DIRECTIVE –
Give the number of lines below that contain "innerhalb", with no other output.

* Start RECORDS FOR THE TASK *

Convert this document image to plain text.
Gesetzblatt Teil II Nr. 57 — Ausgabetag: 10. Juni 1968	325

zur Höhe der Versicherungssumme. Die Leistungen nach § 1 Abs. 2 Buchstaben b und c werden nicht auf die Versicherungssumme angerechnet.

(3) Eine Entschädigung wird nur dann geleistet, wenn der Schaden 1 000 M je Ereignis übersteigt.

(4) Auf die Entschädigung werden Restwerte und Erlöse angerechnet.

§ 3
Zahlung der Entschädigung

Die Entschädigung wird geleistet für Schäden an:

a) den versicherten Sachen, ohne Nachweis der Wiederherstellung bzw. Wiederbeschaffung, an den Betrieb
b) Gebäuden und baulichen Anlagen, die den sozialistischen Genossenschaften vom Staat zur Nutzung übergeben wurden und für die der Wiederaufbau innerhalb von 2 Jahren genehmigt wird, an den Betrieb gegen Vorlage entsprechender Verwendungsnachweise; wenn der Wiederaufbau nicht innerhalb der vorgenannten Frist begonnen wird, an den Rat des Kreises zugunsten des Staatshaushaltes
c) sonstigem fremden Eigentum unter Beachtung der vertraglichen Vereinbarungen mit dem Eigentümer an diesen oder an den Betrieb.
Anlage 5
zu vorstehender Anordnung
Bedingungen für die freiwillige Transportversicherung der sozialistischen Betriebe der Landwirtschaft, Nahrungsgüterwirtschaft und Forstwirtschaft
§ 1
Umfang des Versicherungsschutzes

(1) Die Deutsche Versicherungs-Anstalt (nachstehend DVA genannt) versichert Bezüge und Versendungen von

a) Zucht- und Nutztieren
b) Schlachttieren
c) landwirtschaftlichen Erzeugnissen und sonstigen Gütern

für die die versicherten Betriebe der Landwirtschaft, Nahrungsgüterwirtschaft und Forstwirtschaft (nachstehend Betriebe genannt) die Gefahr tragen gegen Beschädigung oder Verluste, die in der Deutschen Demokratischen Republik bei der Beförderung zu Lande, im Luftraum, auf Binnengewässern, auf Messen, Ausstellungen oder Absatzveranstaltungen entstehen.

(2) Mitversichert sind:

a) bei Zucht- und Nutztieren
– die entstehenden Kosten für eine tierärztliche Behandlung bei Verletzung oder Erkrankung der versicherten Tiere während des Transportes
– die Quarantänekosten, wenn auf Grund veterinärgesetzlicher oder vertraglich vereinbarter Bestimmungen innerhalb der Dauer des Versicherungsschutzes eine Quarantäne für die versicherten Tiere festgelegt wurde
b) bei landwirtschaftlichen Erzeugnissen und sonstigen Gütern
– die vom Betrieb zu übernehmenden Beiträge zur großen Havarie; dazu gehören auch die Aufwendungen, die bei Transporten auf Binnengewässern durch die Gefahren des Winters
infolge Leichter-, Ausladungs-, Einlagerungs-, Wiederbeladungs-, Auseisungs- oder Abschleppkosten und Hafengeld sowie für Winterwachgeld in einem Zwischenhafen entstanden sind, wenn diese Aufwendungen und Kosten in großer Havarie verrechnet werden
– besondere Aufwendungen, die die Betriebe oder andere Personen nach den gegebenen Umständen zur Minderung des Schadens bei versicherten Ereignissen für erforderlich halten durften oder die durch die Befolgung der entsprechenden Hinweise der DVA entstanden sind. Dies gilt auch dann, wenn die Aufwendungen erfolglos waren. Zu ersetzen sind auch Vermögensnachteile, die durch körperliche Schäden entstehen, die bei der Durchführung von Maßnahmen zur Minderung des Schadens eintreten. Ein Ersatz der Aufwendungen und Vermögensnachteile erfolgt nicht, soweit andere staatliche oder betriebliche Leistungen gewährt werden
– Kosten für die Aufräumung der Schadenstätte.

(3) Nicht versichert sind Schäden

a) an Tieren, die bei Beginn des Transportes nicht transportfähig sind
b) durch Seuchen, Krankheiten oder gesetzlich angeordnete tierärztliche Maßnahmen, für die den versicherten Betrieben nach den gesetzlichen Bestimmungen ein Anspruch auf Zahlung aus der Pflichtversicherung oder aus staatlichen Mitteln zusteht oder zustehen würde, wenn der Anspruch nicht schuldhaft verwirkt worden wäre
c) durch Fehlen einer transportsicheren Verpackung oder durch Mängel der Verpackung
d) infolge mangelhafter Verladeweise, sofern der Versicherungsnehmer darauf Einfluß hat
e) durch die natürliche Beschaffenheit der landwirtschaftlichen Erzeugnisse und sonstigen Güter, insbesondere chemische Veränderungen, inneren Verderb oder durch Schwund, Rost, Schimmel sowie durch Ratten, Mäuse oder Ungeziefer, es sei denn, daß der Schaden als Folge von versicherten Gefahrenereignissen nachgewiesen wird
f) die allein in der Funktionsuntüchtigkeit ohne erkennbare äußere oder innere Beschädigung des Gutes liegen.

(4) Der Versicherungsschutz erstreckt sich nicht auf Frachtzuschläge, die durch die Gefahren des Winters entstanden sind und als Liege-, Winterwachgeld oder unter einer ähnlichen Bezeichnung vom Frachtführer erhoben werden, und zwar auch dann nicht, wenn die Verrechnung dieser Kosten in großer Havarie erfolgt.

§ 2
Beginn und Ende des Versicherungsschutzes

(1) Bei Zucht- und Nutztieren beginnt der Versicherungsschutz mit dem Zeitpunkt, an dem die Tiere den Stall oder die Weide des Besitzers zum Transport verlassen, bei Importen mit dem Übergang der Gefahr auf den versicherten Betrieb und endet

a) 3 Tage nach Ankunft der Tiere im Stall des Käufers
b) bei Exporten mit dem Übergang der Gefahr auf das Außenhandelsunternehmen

* End RECORDS FOR THE TASK *

RESPONSE TO THE TASK –
2